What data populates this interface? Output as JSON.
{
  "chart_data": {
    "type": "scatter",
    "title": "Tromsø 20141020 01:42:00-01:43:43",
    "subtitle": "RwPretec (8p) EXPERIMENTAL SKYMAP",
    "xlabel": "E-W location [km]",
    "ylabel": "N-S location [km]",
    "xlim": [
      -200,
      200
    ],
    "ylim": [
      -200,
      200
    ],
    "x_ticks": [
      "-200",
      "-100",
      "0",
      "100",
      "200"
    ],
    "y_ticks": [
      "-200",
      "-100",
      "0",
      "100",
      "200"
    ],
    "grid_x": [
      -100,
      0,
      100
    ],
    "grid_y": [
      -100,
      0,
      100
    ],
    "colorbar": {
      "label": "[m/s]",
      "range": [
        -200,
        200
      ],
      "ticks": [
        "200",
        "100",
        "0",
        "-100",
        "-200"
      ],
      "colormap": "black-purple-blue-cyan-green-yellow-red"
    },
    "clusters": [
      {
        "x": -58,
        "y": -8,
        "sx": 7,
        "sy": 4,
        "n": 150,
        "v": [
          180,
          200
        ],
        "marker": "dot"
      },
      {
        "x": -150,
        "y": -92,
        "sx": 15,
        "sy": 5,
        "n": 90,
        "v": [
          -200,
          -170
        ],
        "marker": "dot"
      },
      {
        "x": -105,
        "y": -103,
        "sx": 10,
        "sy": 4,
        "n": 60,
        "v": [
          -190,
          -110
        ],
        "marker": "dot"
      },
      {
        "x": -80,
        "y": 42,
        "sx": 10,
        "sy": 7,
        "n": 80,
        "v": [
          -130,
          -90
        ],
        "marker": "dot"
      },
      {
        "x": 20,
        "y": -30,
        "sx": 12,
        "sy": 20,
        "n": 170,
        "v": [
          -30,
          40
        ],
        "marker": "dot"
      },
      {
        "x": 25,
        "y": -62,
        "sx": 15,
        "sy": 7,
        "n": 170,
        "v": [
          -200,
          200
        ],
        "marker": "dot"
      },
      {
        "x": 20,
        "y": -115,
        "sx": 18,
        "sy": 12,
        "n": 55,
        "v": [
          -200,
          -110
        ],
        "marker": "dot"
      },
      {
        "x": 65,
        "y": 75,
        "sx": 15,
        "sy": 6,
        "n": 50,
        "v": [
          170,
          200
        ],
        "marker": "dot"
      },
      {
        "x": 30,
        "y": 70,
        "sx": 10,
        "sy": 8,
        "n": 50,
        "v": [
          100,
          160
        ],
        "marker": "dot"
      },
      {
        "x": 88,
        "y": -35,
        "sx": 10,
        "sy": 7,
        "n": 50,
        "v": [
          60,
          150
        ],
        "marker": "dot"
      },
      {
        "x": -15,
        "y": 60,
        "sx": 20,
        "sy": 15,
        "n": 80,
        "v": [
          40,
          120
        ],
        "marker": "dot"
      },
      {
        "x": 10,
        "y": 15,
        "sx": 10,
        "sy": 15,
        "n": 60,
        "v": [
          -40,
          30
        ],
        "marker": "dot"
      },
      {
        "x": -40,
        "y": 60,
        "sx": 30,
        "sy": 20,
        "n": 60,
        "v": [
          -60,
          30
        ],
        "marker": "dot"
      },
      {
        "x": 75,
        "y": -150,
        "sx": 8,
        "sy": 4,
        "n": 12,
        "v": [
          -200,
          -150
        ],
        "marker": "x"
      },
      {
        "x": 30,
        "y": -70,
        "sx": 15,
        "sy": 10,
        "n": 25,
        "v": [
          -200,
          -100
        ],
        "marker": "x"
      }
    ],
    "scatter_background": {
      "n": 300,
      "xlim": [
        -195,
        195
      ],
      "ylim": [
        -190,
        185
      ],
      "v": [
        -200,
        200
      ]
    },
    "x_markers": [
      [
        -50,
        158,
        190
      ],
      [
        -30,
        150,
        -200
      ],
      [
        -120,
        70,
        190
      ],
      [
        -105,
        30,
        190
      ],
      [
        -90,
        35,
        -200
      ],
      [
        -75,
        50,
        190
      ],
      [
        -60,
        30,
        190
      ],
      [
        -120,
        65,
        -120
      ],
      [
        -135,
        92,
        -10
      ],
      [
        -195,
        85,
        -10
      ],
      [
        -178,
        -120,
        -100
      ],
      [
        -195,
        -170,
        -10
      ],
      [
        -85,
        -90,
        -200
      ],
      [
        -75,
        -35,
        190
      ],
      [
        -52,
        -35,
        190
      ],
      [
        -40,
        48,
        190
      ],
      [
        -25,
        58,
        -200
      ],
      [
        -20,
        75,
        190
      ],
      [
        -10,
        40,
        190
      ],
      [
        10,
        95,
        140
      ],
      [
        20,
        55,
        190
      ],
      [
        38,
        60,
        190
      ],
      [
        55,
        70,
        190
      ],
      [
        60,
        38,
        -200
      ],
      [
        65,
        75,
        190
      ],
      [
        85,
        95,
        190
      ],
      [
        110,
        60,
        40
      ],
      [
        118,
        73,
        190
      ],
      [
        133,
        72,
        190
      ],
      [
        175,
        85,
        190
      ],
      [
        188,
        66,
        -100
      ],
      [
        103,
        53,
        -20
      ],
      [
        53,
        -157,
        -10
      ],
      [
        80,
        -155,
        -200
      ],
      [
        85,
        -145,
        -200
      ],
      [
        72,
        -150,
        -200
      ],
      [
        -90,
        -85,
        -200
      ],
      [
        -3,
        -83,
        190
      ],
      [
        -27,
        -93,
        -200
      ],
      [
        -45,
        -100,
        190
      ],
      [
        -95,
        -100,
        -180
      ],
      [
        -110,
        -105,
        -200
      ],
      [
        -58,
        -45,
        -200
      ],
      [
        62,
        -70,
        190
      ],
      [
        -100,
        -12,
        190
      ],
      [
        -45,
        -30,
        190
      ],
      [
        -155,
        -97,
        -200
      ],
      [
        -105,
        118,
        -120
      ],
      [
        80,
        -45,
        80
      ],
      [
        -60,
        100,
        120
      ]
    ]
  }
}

────────────────────

**Problem requirements**
Quote the material exactly, leaving nothing out.

**Result of this task**
What data populates this interface? Output as JSON.
{
  "chart_data": {
    "type": "scatter",
    "title": "Tromsø 20141020 01:42:00-01:43:43",
    "subtitle": "RwPretec (8p) EXPERIMENTAL SKYMAP",
    "xlabel": "E-W location [km]",
    "ylabel": "N-S location [km]",
    "xlim": [
      -200,
      200
    ],
    "ylim": [
      -200,
      200
    ],
    "x_ticks": [
      "-200",
      "-100",
      "0",
      "100",
      "200"
    ],
    "y_ticks": [
      "-200",
      "-100",
      "0",
      "100",
      "200"
    ],
    "grid_x": [
      -100,
      0,
      100
    ],
    "grid_y": [
      -100,
      0,
      100
    ],
    "colorbar": {
      "label": "[m/s]",
      "range": [
        -200,
        200
      ],
      "ticks": [
        "200",
        "100",
        "0",
        "-100",
        "-200"
      ],
      "colormap": "black-purple-blue-cyan-green-yellow-red"
    },
    "clusters": [
      {
        "x": -58,
        "y": -8,
        "sx": 7,
        "sy": 4,
        "n": 150,
        "v": [
          180,
          200
        ],
        "marker": "dot"
      },
      {
        "x": -150,
        "y": -92,
        "sx": 15,
        "sy": 5,
        "n": 90,
        "v": [
          -200,
          -170
        ],
        "marker": "dot"
      },
      {
        "x": -105,
        "y": -103,
        "sx": 10,
        "sy": 4,
        "n": 60,
        "v": [
          -190,
          -110
        ],
        "marker": "dot"
      },
      {
        "x": -80,
        "y": 42,
        "sx": 10,
        "sy": 7,
        "n": 80,
        "v": [
          -130,
          -90
        ],
        "marker": "dot"
      },
      {
        "x": 20,
        "y": -30,
        "sx": 12,
        "sy": 20,
        "n": 170,
        "v": [
          -30,
          40
        ],
        "marker": "dot"
      },
      {
        "x": 25,
        "y": -62,
        "sx": 15,
        "sy": 7,
        "n": 170,
        "v": [
          -200,
          200
        ],
        "marker": "dot"
      },
      {
        "x": 20,
        "y": -115,
        "sx": 18,
        "sy": 12,
        "n": 55,
        "v": [
          -200,
          -110
        ],
        "marker": "dot"
      },
      {
        "x": 65,
        "y": 75,
        "sx": 15,
        "sy": 6,
        "n": 50,
        "v": [
          170,
          200
        ],
        "marker": "dot"
      },
      {
        "x": 30,
        "y": 70,
        "sx": 10,
        "sy": 8,
        "n": 50,
        "v": [
          100,
          160
        ],
        "marker": "dot"
      },
      {
        "x": 88,
        "y": -35,
        "sx": 10,
        "sy": 7,
        "n": 50,
        "v": [
          60,
          150
        ],
        "marker": "dot"
      },
      {
        "x": -15,
        "y": 60,
        "sx": 20,
        "sy": 15,
        "n": 80,
        "v": [
          40,
          120
        ],
        "marker": "dot"
      },
      {
        "x": 10,
        "y": 15,
        "sx": 10,
        "sy": 15,
        "n": 60,
        "v": [
          -40,
          30
        ],
        "marker": "dot"
      },
      {
        "x": -40,
        "y": 60,
        "sx": 30,
        "sy": 20,
        "n": 60,
        "v": [
          -60,
          30
        ],
        "marker": "dot"
      },
      {
        "x": 75,
        "y": -150,
        "sx": 8,
        "sy": 4,
        "n": 12,
        "v": [
          -200,
          -150
        ],
        "marker": "x"
      },
      {
        "x": 30,
        "y": -70,
        "sx": 15,
        "sy": 10,
        "n": 25,
        "v": [
          -200,
          -100
        ],
        "marker": "x"
      }
    ],
    "scatter_background": {
      "n": 300,
      "xlim": [
        -195,
        195
      ],
      "ylim": [
        -190,
        185
      ],
      "v": [
        -200,
        200
      ]
    },
    "x_markers": [
      [
        -50,
        158,
        190
      ],
      [
        -30,
        150,
        -200
      ],
      [
        -120,
        70,
        190
      ],
      [
        -105,
        30,
        190
      ],
      [
        -90,
        35,
        -200
      ],
      [
        -75,
        50,
        190
      ],
      [
        -60,
        30,
        190
      ],
      [
        -120,
        65,
        -120
      ],
      [
        -135,
        92,
        -10
      ],
      [
        -195,
        85,
        -10
      ],
      [
        -178,
        -120,
        -100
      ],
      [
        -195,
        -170,
        -10
      ],
      [
        -85,
        -90,
        -200
      ],
      [
        -75,
        -35,
        190
      ],
      [
        -52,
        -35,
        190
      ],
      [
        -40,
        48,
        190
      ],
      [
        -25,
        58,
        -200
      ],
      [
        -20,
        75,
        190
      ],
      [
        -10,
        40,
        190
      ],
      [
        10,
        95,
        140
      ],
      [
        20,
        55,
        190
      ],
      [
        38,
        60,
        190
      ],
      [
        55,
        70,
        190
      ],
      [
        60,
        38,
        -200
      ],
      [
        65,
        75,
        190
      ],
      [
        85,
        95,
        190
      ],
      [
        110,
        60,
        40
      ],
      [
        118,
        73,
        190
      ],
      [
        133,
        72,
        190
      ],
      [
        175,
        85,
        190
      ],
      [
        188,
        66,
        -100
      ],
      [
        103,
        53,
        -20
      ],
      [
        53,
        -157,
        -10
      ],
      [
        80,
        -155,
        -200
      ],
      [
        85,
        -145,
        -200
      ],
      [
        72,
        -150,
        -200
      ],
      [
        -90,
        -85,
        -200
      ],
      [
        -3,
        -83,
        190
      ],
      [
        -27,
        -93,
        -200
      ],
      [
        -45,
        -100,
        190
      ],
      [
        -95,
        -100,
        -180
      ],
      [
        -110,
        -105,
        -200
      ],
      [
        -58,
        -45,
        -200
      ],
      [
        62,
        -70,
        190
      ],
      [
        -100,
        -12,
        190
      ],
      [
        -45,
        -30,
        190
      ],
      [
        -155,
        -97,
        -200
      ],
      [
        -105,
        118,
        -120
      ],
      [
        80,
        -45,
        80
      ],
      [
        -60,
        100,
        120
      ]
    ]
  }
}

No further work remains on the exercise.